> **Requirements**
Would you retype all of these records exactly?

** start of Records provided **

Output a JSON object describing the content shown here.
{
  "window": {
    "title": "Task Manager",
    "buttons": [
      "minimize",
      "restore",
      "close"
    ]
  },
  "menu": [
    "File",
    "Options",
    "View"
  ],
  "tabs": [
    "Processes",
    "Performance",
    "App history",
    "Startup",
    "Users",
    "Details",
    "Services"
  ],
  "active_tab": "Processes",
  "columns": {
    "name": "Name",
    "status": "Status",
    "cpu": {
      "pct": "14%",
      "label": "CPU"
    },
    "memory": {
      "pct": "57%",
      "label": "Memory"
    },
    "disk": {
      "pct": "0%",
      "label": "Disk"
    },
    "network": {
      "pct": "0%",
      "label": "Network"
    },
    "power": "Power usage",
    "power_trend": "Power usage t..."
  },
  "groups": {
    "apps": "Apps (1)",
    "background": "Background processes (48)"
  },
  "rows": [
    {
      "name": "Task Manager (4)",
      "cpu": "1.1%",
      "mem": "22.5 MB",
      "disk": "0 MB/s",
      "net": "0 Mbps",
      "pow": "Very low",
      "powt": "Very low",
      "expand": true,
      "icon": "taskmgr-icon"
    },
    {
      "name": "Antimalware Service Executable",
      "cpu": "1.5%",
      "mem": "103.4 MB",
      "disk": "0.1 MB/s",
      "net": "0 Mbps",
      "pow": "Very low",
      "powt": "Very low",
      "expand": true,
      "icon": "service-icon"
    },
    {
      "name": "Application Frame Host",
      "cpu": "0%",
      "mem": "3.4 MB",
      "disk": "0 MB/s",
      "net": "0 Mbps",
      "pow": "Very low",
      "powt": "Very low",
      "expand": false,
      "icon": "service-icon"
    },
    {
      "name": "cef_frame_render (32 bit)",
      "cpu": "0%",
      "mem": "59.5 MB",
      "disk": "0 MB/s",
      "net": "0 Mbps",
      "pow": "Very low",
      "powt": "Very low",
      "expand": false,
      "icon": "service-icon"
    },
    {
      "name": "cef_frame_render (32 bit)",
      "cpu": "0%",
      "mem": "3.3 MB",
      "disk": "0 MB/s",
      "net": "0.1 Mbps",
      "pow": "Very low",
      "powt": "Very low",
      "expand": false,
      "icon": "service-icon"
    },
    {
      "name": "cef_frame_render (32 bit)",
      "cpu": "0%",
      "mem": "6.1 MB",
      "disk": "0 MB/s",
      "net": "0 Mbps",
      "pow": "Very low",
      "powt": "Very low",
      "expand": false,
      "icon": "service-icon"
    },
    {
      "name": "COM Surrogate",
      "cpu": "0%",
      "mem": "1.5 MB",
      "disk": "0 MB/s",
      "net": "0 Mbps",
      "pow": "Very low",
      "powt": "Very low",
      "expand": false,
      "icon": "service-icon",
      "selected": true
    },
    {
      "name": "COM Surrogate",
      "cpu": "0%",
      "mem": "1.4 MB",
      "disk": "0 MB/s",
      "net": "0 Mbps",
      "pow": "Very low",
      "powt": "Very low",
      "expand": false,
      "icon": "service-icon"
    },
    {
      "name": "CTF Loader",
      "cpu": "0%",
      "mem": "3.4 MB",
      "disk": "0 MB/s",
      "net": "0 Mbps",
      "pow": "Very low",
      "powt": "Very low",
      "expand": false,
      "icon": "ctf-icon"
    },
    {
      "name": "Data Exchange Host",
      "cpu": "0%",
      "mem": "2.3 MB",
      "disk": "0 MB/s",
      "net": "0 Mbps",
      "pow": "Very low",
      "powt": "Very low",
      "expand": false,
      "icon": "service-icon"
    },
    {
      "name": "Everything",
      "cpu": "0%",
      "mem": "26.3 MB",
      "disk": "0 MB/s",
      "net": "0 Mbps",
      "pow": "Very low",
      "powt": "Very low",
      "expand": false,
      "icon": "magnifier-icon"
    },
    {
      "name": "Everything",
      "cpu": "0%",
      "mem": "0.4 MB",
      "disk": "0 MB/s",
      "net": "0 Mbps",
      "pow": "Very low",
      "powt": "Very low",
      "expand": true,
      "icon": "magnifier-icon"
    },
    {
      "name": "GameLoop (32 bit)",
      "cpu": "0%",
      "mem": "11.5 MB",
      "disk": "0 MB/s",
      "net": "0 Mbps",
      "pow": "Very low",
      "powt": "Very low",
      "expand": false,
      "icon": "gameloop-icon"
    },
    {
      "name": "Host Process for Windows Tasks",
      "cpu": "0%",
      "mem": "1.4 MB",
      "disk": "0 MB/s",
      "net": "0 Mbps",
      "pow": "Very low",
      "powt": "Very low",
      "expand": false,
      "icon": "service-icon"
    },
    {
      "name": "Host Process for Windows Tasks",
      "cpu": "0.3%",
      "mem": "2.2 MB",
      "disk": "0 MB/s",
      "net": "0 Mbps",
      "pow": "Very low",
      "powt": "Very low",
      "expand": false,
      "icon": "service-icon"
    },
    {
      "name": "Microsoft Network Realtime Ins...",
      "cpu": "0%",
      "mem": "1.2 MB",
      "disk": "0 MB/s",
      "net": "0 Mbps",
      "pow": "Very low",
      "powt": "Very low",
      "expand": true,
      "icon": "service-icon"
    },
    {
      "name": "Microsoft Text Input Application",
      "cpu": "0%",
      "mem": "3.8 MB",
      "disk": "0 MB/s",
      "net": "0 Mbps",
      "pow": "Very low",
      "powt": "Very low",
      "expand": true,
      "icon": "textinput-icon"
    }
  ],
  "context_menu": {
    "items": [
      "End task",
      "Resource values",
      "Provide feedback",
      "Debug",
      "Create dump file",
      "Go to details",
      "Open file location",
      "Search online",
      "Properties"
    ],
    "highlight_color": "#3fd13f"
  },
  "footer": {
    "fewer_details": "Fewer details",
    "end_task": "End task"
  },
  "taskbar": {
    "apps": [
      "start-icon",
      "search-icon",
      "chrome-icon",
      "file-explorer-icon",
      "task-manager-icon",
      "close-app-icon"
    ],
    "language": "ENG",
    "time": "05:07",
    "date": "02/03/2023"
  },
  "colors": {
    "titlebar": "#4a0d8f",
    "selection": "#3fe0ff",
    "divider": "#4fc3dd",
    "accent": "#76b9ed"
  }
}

** end of Records provided **

> **Right answer**
Output a JSON object describing the content shown here.
{
  "window": {
    "title": "Task Manager",
    "buttons": [
      "minimize",
      "restore",
      "close"
    ]
  },
  "menu": [
    "File",
    "Options",
    "View"
  ],
  "tabs": [
    "Processes",
    "Performance",
    "App history",
    "Startup",
    "Users",
    "Details",
    "Services"
  ],
  "active_tab": "Processes",
  "columns": {
    "name": "Name",
    "status": "Status",
    "cpu": {
      "pct": "14%",
      "label": "CPU"
    },
    "memory": {
      "pct": "57%",
      "label": "Memory"
    },
    "disk": {
      "pct": "0%",
      "label": "Disk"
    },
    "network": {
      "pct": "0%",
      "label": "Network"
    },
    "power": "Power usage",
    "power_trend": "Power usage t..."
  },
  "groups": {
    "apps": "Apps (1)",
    "background": "Background processes (48)"
  },
  "rows": [
    {
      "name": "Task Manager (4)",
      "cpu": "1.1%",
      "mem": "22.5 MB",
      "disk": "0 MB/s",
      "net": "0 Mbps",
      "pow": "Very low",
      "powt": "Very low",
      "expand": true,
      "icon": "taskmgr-icon"
    },
    {
      "name": "Antimalware Service Executable",
      "cpu": "1.5%",
      "mem": "103.4 MB",
      "disk": "0.1 MB/s",
      "net": "0 Mbps",
      "pow": "Very low",
      "powt": "Very low",
      "expand": true,
      "icon": "service-icon"
    },
    {
      "name": "Application Frame Host",
      "cpu": "0%",
      "mem": "3.4 MB",
      "disk": "0 MB/s",
      "net": "0 Mbps",
      "pow": "Very low",
      "powt": "Very low",
      "expand": false,
      "icon": "service-icon"
    },
    {
      "name": "cef_frame_render (32 bit)",
      "cpu": "0%",
      "mem": "59.5 MB",
      "disk": "0 MB/s",
      "net": "0 Mbps",
      "pow": "Very low",
      "powt": "Very low",
      "expand": false,
      "icon": "service-icon"
    },
    {
      "name": "cef_frame_render (32 bit)",
      "cpu": "0%",
      "mem": "3.3 MB",
      "disk": "0 MB/s",
      "net": "0.1 Mbps",
      "pow": "Very low",
      "powt": "Very low",
      "expand": false,
      "icon": "service-icon"
    },
    {
      "name": "cef_frame_render (32 bit)",
      "cpu": "0%",
      "mem": "6.1 MB",
      "disk": "0 MB/s",
      "net": "0 Mbps",
      "pow": "Very low",
      "powt": "Very low",
      "expand": false,
      "icon": "service-icon"
    },
    {
      "name": "COM Surrogate",
      "cpu": "0%",
      "mem": "1.5 MB",
      "disk": "0 MB/s",
      "net": "0 Mbps",
      "pow": "Very low",
      "powt": "Very low",
      "expand": false,
      "icon": "service-icon",
      "selected": true
    },
    {
      "name": "COM Surrogate",
      "cpu": "0%",
      "mem": "1.4 MB",
      "disk": "0 MB/s",
      "net": "0 Mbps",
      "pow": "Very low",
      "powt": "Very low",
      "expand": false,
      "icon": "service-icon"
    },
    {
      "name": "CTF Loader",
      "cpu": "0%",
      "mem": "3.4 MB",
      "disk": "0 MB/s",
      "net": "0 Mbps",
      "pow": "Very low",
      "powt": "Very low",
      "expand": false,
      "icon": "ctf-icon"
    },
    {
      "name": "Data Exchange Host",
      "cpu": "0%",
      "mem": "2.3 MB",
      "disk": "0 MB/s",
      "net": "0 Mbps",
      "pow": "Very low",
      "powt": "Very low",
      "expand": false,
      "icon": "service-icon"
    },
    {
      "name": "Everything",
      "cpu": "0%",
      "mem": "26.3 MB",
      "disk": "0 MB/s",
      "net": "0 Mbps",
      "pow": "Very low",
      "powt": "Very low",
      "expand": false,
      "icon": "magnifier-icon"
    },
    {
      "name": "Everything",
      "cpu": "0%",
      "mem": "0.4 MB",
      "disk": "0 MB/s",
      "net": "0 Mbps",
      "pow": "Very low",
      "powt": "Very low",
      "expand": true,
      "icon": "magnifier-icon"
    },
    {
      "name": "GameLoop (32 bit)",
      "cpu": "0%",
      "mem": "11.5 MB",
      "disk": "0 MB/s",
      "net": "0 Mbps",
      "pow": "Very low",
      "powt": "Very low",
      "expand": false,
      "icon": "gameloop-icon"
    },
    {
      "name": "Host Process for Windows Tasks",
      "cpu": "0%",
      "mem": "1.4 MB",
      "disk": "0 MB/s",
      "net": "0 Mbps",
      "pow": "Very low",
      "powt": "Very low",
      "expand": false,
      "icon": "service-icon"
    },
    {
      "name": "Host Process for Windows Tasks",
      "cpu": "0.3%",
      "mem": "2.2 MB",
      "disk": "0 MB/s",
      "net": "0 Mbps",
      "pow": "Very low",
      "powt": "Very low",
      "expand": false,
      "icon": "service-icon"
    },
    {
      "name": "Microsoft Network Realtime Ins...",
      "cpu": "0%",
      "mem": "1.2 MB",
      "disk": "0 MB/s",
      "net": "0 Mbps",
      "pow": "Very low",
      "powt": "Very low",
      "expand": true,
      "icon": "service-icon"
    },
    {
      "name": "Microsoft Text Input Application",
      "cpu": "0%",
      "mem": "3.8 MB",
      "disk": "0 MB/s",
      "net": "0 Mbps",
      "pow": "Very low",
      "powt": "Very low",
      "expand": true,
      "icon": "textinput-icon"
    }
  ],
  "context_menu": {
    "items": [
      "End task",
      "Resource values",
      "Provide feedback",
      "Debug",
      "Create dump file",
      "Go to details",
      "Open file location",
      "Search online",
      "Properties"
    ],
    "highlight_color": "#3fd13f"
  },
  "footer": {
    "fewer_details": "Fewer details",
    "end_task": "End task"
  },
  "taskbar": {
    "apps": [
      "start-icon",
      "search-icon",
      "chrome-icon",
      "file-explorer-icon",
      "task-manager-icon",
      "close-app-icon"
    ],
    "language": "ENG",
    "time": "05:07",
    "date": "02/03/2023"
  },
  "colors": {
    "titlebar": "#4a0d8f",
    "selection": "#3fe0ff",
    "divider": "#4fc3dd",
    "accent": "#76b9ed"
  }
}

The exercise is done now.